--- start Stored rows ---

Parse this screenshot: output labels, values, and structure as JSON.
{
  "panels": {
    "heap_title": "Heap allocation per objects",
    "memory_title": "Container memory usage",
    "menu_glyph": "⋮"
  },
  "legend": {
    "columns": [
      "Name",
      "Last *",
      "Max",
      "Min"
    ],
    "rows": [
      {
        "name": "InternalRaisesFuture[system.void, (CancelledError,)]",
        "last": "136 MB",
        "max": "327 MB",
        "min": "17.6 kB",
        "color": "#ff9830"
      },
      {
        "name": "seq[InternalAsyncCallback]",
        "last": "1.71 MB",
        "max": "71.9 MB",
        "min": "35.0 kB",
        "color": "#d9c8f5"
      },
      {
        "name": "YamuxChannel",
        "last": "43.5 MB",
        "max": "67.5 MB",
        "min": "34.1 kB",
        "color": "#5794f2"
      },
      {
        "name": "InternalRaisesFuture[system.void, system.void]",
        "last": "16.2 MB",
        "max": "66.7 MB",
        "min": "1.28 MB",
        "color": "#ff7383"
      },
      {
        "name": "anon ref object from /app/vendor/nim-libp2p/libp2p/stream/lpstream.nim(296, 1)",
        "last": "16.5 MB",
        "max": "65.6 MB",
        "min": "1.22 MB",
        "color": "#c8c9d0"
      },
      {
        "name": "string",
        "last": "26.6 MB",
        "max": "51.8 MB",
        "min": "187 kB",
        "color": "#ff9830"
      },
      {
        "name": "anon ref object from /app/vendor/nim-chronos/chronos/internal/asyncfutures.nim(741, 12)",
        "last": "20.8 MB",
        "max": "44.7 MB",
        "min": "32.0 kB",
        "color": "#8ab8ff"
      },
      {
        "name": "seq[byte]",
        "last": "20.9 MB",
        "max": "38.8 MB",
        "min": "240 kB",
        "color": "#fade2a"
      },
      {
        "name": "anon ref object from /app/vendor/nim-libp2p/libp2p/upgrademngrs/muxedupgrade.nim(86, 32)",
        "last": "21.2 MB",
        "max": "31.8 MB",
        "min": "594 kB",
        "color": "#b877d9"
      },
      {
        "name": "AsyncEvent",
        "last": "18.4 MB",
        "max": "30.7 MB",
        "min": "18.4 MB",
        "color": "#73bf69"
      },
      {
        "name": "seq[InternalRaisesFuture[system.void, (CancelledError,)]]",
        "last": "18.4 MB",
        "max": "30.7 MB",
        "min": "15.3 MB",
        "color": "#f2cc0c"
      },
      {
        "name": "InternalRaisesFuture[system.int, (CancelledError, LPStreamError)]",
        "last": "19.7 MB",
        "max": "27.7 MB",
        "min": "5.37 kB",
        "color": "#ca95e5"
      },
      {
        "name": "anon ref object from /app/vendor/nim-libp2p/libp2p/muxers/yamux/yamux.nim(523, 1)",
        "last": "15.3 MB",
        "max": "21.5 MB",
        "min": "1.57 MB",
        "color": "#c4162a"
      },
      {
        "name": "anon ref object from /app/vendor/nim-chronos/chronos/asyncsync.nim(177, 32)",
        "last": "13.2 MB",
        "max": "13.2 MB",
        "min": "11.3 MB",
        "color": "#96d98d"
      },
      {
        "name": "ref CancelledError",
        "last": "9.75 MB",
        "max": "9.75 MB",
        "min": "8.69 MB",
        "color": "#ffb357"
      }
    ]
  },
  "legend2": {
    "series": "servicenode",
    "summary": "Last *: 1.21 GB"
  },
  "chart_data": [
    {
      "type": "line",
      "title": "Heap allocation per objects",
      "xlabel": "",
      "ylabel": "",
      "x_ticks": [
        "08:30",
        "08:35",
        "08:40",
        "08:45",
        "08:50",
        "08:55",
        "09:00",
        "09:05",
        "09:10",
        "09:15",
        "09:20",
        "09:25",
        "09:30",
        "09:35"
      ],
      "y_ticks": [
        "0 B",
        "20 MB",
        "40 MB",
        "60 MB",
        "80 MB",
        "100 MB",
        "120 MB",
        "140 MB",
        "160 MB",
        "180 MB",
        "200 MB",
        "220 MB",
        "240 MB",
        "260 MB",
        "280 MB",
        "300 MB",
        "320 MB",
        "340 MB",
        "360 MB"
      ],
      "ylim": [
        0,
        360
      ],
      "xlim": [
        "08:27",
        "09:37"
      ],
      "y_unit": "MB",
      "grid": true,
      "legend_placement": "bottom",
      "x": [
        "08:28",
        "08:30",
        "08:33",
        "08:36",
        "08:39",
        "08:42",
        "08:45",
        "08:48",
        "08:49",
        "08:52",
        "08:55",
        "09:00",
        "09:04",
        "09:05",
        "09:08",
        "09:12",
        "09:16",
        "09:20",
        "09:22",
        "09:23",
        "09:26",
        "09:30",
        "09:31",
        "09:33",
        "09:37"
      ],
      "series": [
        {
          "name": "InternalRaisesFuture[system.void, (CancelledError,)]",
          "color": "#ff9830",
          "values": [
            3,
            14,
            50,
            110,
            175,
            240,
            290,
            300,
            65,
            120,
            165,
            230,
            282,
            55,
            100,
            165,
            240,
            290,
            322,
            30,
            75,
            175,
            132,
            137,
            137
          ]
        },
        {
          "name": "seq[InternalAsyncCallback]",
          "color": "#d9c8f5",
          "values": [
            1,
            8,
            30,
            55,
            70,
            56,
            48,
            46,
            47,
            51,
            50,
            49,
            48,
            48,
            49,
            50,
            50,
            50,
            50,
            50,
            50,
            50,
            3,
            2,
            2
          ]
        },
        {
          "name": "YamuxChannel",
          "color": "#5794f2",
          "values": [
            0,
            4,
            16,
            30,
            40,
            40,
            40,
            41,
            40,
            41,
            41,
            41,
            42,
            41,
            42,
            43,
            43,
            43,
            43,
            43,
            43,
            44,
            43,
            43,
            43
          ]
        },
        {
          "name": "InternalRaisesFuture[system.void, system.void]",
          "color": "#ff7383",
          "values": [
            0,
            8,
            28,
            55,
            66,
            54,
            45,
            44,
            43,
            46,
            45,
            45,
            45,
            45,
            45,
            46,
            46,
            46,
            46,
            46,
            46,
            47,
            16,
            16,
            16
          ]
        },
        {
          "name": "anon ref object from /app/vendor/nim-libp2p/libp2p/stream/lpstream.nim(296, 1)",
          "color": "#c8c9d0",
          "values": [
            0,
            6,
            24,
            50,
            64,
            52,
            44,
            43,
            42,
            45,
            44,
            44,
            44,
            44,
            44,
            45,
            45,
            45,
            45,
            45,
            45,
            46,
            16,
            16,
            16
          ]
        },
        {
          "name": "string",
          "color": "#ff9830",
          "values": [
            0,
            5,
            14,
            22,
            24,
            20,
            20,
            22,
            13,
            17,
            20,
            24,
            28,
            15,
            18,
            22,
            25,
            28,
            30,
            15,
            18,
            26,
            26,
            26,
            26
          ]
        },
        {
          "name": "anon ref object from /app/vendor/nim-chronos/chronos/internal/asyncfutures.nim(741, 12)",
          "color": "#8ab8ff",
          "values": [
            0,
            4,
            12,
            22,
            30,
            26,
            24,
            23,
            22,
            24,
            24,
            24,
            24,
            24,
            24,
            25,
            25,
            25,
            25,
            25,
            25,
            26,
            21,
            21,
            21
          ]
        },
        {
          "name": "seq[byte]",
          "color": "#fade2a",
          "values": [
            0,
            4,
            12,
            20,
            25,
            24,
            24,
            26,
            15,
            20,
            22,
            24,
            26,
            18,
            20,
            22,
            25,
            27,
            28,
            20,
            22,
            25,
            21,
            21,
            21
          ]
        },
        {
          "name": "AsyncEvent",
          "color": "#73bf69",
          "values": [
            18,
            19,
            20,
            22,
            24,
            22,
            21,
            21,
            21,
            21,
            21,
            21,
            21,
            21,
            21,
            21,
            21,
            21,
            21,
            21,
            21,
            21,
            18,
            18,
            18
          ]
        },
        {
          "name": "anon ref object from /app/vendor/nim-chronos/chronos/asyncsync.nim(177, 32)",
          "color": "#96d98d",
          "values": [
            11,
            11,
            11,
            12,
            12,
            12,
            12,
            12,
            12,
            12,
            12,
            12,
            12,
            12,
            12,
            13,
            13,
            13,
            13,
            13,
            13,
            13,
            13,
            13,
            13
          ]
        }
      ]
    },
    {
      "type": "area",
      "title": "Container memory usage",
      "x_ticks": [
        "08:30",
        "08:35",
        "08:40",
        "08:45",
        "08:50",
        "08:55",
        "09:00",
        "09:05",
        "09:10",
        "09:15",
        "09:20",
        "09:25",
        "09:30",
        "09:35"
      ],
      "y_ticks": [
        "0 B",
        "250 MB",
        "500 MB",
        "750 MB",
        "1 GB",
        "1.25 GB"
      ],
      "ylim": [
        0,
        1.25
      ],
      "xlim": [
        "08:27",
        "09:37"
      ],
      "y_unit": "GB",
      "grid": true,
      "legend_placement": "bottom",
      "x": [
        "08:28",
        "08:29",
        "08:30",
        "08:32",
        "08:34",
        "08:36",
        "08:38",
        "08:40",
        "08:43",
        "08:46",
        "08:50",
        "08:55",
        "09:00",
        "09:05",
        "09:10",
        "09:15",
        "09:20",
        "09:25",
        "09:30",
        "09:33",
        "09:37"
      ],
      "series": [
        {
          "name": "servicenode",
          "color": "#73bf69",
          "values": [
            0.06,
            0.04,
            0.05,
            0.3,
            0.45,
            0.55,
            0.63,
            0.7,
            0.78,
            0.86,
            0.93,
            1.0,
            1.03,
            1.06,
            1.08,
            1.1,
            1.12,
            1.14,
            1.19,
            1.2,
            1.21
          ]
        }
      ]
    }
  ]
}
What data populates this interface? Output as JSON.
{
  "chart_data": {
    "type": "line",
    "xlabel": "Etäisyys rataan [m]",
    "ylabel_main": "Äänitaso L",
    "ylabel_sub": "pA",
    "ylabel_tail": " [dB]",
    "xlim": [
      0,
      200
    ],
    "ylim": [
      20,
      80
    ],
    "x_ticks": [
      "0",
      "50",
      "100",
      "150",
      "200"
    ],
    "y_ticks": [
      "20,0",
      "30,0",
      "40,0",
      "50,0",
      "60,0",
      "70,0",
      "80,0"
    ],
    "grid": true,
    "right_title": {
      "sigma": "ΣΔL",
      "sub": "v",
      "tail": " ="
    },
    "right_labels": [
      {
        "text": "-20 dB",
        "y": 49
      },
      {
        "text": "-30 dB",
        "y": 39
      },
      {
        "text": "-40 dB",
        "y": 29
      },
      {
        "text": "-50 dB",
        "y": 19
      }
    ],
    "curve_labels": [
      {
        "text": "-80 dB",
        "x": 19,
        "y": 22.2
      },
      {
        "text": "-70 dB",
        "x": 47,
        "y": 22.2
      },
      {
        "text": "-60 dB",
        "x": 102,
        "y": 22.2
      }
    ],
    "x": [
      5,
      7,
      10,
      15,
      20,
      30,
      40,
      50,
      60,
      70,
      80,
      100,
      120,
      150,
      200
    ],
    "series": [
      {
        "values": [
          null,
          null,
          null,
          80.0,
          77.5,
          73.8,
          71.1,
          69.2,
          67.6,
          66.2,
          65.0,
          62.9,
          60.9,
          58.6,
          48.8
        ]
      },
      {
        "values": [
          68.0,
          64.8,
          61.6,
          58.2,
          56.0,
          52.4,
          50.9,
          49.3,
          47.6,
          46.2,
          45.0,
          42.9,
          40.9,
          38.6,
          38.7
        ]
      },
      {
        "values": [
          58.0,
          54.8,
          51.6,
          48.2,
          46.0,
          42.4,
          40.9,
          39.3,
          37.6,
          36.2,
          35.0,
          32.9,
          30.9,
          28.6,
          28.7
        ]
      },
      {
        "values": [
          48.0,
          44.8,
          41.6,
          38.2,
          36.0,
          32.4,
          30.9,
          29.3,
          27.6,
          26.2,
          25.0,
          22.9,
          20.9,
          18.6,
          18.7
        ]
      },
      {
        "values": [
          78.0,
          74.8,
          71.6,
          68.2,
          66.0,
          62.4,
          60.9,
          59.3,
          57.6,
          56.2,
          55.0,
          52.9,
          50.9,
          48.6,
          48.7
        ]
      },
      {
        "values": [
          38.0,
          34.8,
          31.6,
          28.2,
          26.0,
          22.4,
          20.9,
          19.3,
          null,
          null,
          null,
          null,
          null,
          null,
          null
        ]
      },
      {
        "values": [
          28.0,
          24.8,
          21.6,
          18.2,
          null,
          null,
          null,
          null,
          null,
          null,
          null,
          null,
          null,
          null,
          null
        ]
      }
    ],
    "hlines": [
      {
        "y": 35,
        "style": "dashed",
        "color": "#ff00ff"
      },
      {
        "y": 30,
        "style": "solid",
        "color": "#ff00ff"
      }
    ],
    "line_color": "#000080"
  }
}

--- end Stored rows ---

■ **Problem to solve**:
Return every line in the listing that contains the word "Container".

■ **Written reply**:
    "memory_title": "Container memory usage",
      "title": "Container memory usage",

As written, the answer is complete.